What you are asked to do — Write out all of the lines below, exactly and completely.

---------- Given records

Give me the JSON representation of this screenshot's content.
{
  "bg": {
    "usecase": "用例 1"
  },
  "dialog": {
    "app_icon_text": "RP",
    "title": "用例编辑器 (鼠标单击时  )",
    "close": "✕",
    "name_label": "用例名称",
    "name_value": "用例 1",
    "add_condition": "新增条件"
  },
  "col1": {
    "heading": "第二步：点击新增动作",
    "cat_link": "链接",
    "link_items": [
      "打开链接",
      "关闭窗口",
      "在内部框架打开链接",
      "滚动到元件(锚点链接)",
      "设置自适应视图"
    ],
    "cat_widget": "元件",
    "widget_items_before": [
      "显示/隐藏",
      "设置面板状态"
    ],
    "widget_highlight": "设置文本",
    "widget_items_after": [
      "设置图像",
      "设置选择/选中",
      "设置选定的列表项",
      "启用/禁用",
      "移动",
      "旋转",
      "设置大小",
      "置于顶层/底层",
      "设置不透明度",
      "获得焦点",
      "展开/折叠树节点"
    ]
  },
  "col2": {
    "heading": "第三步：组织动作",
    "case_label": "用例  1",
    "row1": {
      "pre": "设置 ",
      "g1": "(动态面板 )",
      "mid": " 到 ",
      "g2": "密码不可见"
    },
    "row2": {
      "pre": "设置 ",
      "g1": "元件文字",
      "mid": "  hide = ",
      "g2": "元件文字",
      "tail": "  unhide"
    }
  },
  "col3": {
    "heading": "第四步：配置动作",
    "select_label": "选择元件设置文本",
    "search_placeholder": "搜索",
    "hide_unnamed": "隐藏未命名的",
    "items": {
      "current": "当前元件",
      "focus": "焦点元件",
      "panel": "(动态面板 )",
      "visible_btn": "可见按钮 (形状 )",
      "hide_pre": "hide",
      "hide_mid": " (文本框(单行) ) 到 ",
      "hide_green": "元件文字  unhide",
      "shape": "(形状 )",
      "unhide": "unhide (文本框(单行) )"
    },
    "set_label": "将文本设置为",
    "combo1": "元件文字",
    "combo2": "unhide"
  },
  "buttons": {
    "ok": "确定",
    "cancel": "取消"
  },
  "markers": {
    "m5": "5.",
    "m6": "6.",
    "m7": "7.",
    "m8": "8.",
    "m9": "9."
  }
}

--------------------

Task result —
Give me the JSON representation of this screenshot's content.
{
  "bg": {
    "usecase": "用例 1"
  },
  "dialog": {
    "app_icon_text": "RP",
    "title": "用例编辑器 (鼠标单击时  )",
    "close": "✕",
    "name_label": "用例名称",
    "name_value": "用例 1",
    "add_condition": "新增条件"
  },
  "col1": {
    "heading": "第二步：点击新增动作",
    "cat_link": "链接",
    "link_items": [
      "打开链接",
      "关闭窗口",
      "在内部框架打开链接",
      "滚动到元件(锚点链接)",
      "设置自适应视图"
    ],
    "cat_widget": "元件",
    "widget_items_before": [
      "显示/隐藏",
      "设置面板状态"
    ],
    "widget_highlight": "设置文本",
    "widget_items_after": [
      "设置图像",
      "设置选择/选中",
      "设置选定的列表项",
      "启用/禁用",
      "移动",
      "旋转",
      "设置大小",
      "置于顶层/底层",
      "设置不透明度",
      "获得焦点",
      "展开/折叠树节点"
    ]
  },
  "col2": {
    "heading": "第三步：组织动作",
    "case_label": "用例  1",
    "row1": {
      "pre": "设置 ",
      "g1": "(动态面板 )",
      "mid": " 到 ",
      "g2": "密码不可见"
    },
    "row2": {
      "pre": "设置 ",
      "g1": "元件文字",
      "mid": "  hide = ",
      "g2": "元件文字",
      "tail": "  unhide"
    }
  },
  "col3": {
    "heading": "第四步：配置动作",
    "select_label": "选择元件设置文本",
    "search_placeholder": "搜索",
    "hide_unnamed": "隐藏未命名的",
    "items": {
      "current": "当前元件",
      "focus": "焦点元件",
      "panel": "(动态面板 )",
      "visible_btn": "可见按钮 (形状 )",
      "hide_pre": "hide",
      "hide_mid": " (文本框(单行) ) 到 ",
      "hide_green": "元件文字  unhide",
      "shape": "(形状 )",
      "unhide": "unhide (文本框(单行) )"
    },
    "set_label": "将文本设置为",
    "combo1": "元件文字",
    "combo2": "unhide"
  },
  "buttons": {
    "ok": "确定",
    "cancel": "取消"
  },
  "markers": {
    "m5": "5.",
    "m6": "6.",
    "m7": "7.",
    "m8": "8.",
    "m9": "9."
  }
}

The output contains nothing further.